--- START OF Records shown ---

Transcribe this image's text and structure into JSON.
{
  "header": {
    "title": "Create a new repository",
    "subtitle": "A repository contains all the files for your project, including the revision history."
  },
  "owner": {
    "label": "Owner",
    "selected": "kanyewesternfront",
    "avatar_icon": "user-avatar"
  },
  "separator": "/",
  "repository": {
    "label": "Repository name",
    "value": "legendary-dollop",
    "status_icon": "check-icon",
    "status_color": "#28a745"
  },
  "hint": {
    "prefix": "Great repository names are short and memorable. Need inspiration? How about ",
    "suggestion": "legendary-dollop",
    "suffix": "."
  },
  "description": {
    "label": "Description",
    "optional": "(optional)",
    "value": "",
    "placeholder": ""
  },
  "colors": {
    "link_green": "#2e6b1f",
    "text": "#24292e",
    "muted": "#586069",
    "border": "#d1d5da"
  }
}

--- END OF Records shown ---

Given request:
Give the listing again, word for word.

The output:
Transcribe this image's text and structure into JSON.
{
  "header": {
    "title": "Create a new repository",
    "subtitle": "A repository contains all the files for your project, including the revision history."
  },
  "owner": {
    "label": "Owner",
    "selected": "kanyewesternfront",
    "avatar_icon": "user-avatar"
  },
  "separator": "/",
  "repository": {
    "label": "Repository name",
    "value": "legendary-dollop",
    "status_icon": "check-icon",
    "status_color": "#28a745"
  },
  "hint": {
    "prefix": "Great repository names are short and memorable. Need inspiration? How about ",
    "suggestion": "legendary-dollop",
    "suffix": "."
  },
  "description": {
    "label": "Description",
    "optional": "(optional)",
    "value": "",
    "placeholder": ""
  },
  "colors": {
    "link_green": "#2e6b1f",
    "text": "#24292e",
    "muted": "#586069",
    "border": "#d1d5da"
  }
}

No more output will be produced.